• _DIRECTIONS_
Locate each line in the records containing "Dispersion". Copy it.

• _GIVEN DATA_
◇ ◇ ◇

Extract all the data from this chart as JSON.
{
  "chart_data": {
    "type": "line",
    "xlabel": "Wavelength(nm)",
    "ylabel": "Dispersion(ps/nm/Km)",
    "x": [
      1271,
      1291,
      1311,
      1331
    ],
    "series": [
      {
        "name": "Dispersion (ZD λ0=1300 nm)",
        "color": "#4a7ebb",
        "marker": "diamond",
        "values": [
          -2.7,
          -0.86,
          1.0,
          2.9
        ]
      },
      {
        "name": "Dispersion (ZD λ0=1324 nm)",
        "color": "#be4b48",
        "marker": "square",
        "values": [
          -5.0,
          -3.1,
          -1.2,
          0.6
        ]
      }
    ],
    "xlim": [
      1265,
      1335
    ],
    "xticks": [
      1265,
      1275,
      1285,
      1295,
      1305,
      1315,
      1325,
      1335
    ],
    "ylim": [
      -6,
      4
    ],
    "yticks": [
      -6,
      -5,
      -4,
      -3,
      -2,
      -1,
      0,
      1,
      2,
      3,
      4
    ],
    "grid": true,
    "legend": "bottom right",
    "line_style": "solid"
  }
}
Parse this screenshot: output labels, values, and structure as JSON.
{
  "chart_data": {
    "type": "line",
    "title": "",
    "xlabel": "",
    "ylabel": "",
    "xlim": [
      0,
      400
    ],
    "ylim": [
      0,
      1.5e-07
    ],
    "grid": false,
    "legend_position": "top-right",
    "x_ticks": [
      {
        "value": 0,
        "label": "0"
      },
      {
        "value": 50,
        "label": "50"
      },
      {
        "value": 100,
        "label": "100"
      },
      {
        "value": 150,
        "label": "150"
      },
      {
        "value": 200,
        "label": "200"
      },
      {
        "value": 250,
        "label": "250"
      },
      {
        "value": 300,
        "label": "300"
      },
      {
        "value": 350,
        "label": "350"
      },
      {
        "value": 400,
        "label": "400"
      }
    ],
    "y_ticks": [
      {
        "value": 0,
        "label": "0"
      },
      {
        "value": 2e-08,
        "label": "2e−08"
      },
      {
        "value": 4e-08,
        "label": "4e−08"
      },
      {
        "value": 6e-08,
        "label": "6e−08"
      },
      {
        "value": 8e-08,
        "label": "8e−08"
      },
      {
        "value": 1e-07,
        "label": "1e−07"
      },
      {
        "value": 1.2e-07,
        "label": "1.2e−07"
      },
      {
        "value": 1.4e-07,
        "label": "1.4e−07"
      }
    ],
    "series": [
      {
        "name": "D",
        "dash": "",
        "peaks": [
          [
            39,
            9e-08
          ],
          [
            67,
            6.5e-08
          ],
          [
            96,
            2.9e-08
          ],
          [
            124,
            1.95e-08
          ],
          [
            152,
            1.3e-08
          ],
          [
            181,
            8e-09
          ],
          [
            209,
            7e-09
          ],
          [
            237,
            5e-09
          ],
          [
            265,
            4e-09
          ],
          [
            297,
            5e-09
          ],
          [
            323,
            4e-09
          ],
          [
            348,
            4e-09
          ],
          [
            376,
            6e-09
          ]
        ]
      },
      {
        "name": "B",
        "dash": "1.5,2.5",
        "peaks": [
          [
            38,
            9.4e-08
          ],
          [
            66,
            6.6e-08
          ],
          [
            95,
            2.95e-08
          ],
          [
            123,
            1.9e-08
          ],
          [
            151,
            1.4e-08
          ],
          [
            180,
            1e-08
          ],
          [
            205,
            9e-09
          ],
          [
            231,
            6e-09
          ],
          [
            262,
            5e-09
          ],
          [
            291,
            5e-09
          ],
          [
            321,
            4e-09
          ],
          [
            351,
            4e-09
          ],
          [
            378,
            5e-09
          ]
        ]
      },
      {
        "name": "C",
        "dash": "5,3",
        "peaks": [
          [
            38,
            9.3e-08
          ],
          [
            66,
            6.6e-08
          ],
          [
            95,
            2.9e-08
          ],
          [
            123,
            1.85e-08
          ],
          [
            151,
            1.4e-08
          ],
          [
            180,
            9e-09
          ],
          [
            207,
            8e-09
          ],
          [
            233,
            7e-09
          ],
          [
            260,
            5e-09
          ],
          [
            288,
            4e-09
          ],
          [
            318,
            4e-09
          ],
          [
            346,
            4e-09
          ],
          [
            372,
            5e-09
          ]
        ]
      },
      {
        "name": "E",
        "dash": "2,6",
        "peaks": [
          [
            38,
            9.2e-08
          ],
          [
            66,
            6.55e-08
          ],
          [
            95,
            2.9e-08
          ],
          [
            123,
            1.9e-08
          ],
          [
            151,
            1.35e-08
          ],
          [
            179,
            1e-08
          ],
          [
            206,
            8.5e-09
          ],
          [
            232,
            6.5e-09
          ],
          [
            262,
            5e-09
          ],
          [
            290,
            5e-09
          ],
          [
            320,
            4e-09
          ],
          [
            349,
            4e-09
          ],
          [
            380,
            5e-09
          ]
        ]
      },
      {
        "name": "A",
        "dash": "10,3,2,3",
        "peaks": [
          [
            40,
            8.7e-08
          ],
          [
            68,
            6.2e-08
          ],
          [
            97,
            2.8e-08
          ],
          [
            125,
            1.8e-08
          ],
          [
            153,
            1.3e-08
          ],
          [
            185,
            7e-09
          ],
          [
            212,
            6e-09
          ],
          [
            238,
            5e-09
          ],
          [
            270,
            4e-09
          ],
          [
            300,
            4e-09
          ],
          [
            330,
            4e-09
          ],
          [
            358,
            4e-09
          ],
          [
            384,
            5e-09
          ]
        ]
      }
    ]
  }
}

◇ ◇ ◇

• _SOLUTION BELOW_
    "ylabel": "Dispersion(ps/nm/Km)",
        "name": "Dispersion (ZD λ0=1300 nm)",
        "name": "Dispersion (ZD λ0=1324 nm)",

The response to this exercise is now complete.